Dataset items

▬▬▬▬▬▬▬▬▬▬

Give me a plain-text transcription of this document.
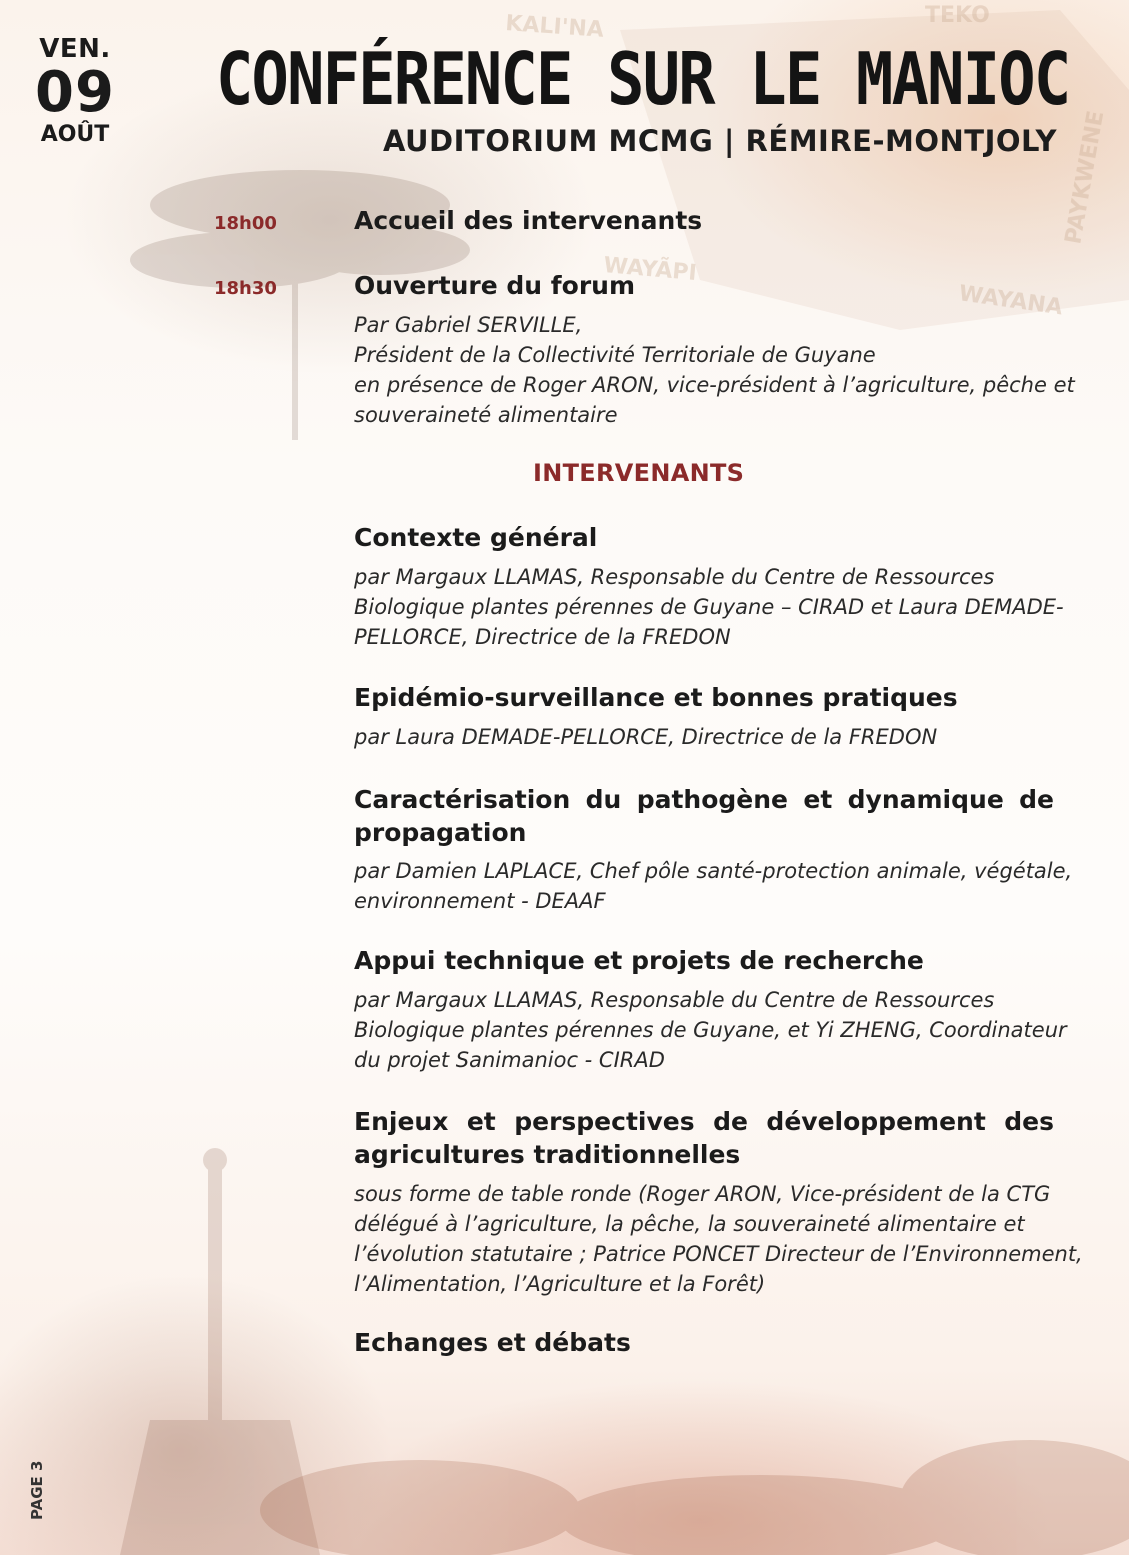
KALI'NA	TEKO
WAYÃPI
WAYANA
PAYKWENE
VEN.
09
AOÛT
CONFÉRENCE SUR LE MANIOC
AUDITORIUM MCMG | RÉMIRE-MONTJOLY
18h00	Accueil des intervenants
18h30	Ouverture du forum
Par Gabriel SERVILLE,
Président de la Collectivité Territoriale de Guyane
en présence de Roger ARON, vice-président à l’agriculture, pêche et
souveraineté alimentaire
INTERVENANTS
Contexte général
par Margaux LLAMAS, Responsable du Centre de Ressources
Biologique plantes pérennes de Guyane – CIRAD et Laura DEMADE-
PELLORCE, Directrice de la FREDON
Epidémio-surveillance et bonnes pratiques
par Laura DEMADE-PELLORCE, Directrice de la FREDON
Caractérisation du pathogène et dynamique de
propagation
par Damien LAPLACE, Chef pôle santé-protection animale, végétale,
environnement - DEAAF
Appui technique et projets de recherche
par Margaux LLAMAS, Responsable du Centre de Ressources
Biologique plantes pérennes de Guyane, et Yi ZHENG, Coordinateur
du projet Sanimanioc - CIRAD
Enjeux et perspectives de développement des
agricultures traditionnelles
sous forme de table ronde (Roger ARON, Vice-président de la CTG
délégué à l’agriculture, la pêche, la souveraineté alimentaire et
l’évolution statutaire ; Patrice PONCET Directeur de l’Environnement,
l’Alimentation, l’Agriculture et la Forêt)
Echanges et débats
PAGE 3
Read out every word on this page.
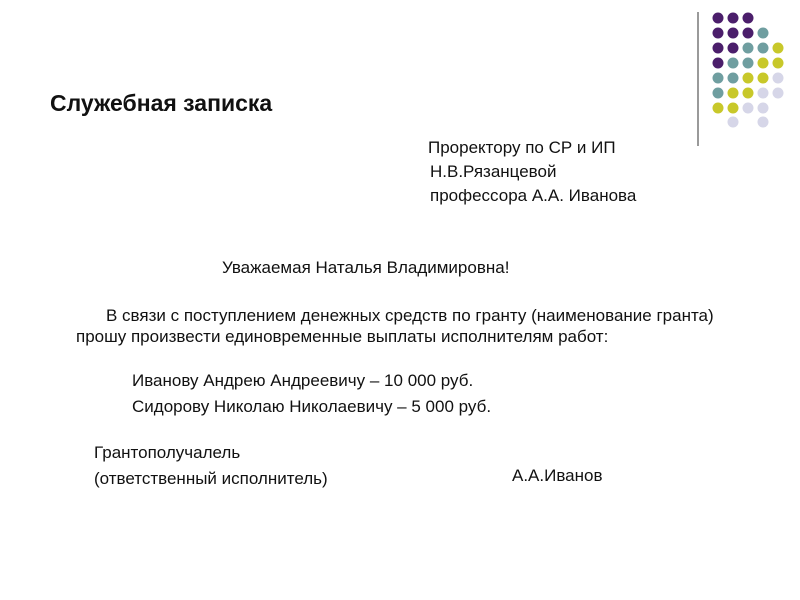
Служебная записка
Проректору по СР и ИП
Н.В.Рязанцевой
профессора А.А. Иванова
Уважаемая Наталья Владимировна!

В связи с поступлением денежных средств по гранту (наименование гранта) прошу произвести единовременные выплаты исполнителям работ:

Иванову Андрею Андреевичу – 10 000 руб.
Сидорову Николаю Николаевичу – 5 000 руб.
Грантополучалель
(ответственный исполнитель)	А.А.Иванов
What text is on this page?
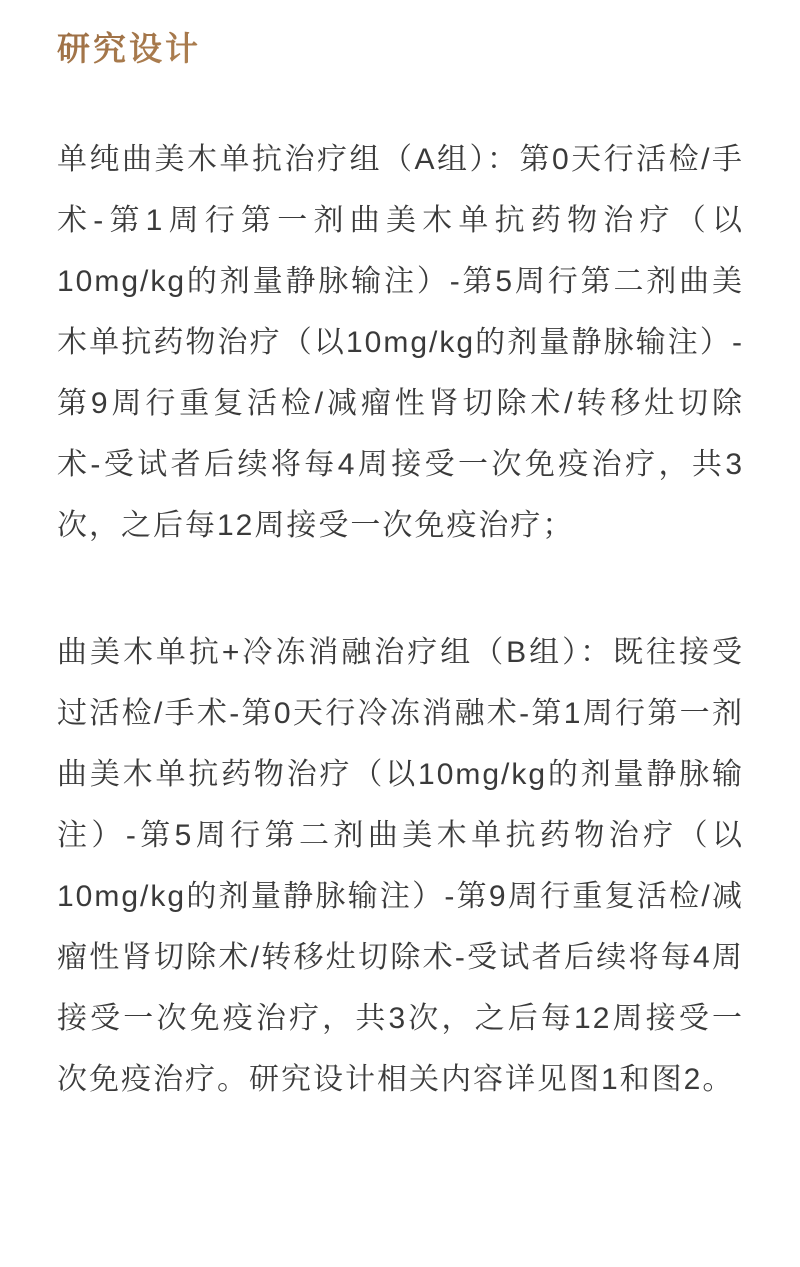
研究设计

单纯曲美木单抗治疗组（A组）：第0天行活检/手术-第1周行第一剂曲美木单抗药物治疗（以10mg/kg的剂量静脉输注）-第5周行第二剂曲美木单抗药物治疗（以10mg/kg的剂量静脉输注）-第9周行重复活检/减瘤性肾切除术/转移灶切除术-受试者后续将每4周接受一次免疫治疗，共3次，之后每12周接受一次免疫治疗；

曲美木单抗+冷冻消融治疗组（B组）：既往接受过活检/手术-第0天行冷冻消融术-第1周行第一剂曲美木单抗药物治疗（以10mg/kg的剂量静脉输注）-第5周行第二剂曲美木单抗药物治疗（以10mg/kg的剂量静脉输注）-第9周行重复活检/减瘤性肾切除术/转移灶切除术-受试者后续将每4周接受一次免疫治疗，共3次，之后每12周接受一次免疫治疗。研究设计相关内容详见图1和图2。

▬▬▬▬▬▬▬▬▬▬

| EXERCISE |
Pictures are left out; print exactly the lines from the one holding "Read out every word on this page." through the last line of the listing above, both included.

| EXERCISE RESPONSE |
Read out every word on this page.
Служебная записка
Проректору по СР и ИП
Н.В.Рязанцевой
профессора А.А. Иванова
Уважаемая Наталья Владимировна!

В связи с поступлением денежных средств по гранту (наименование гранта) прошу произвести единовременные выплаты исполнителям работ:

Иванову Андрею Андреевичу – 10 000 руб.
Сидорову Николаю Николаевичу – 5 000 руб.
Грантополучалель
(ответственный исполнитель)	А.А.Иванов
What text is on this page?
研究设计

单纯曲美木单抗治疗组（A组）：第0天行活检/手术-第1周行第一剂曲美木单抗药物治疗（以10mg/kg的剂量静脉输注）-第5周行第二剂曲美木单抗药物治疗（以10mg/kg的剂量静脉输注）-第9周行重复活检/减瘤性肾切除术/转移灶切除术-受试者后续将每4周接受一次免疫治疗，共3次，之后每12周接受一次免疫治疗；

曲美木单抗+冷冻消融治疗组（B组）：既往接受过活检/手术-第0天行冷冻消融术-第1周行第一剂曲美木单抗药物治疗（以10mg/kg的剂量静脉输注）-第5周行第二剂曲美木单抗药物治疗（以10mg/kg的剂量静脉输注）-第9周行重复活检/减瘤性肾切除术/转移灶切除术-受试者后续将每4周接受一次免疫治疗，共3次，之后每12周接受一次免疫治疗。研究设计相关内容详见图1和图2。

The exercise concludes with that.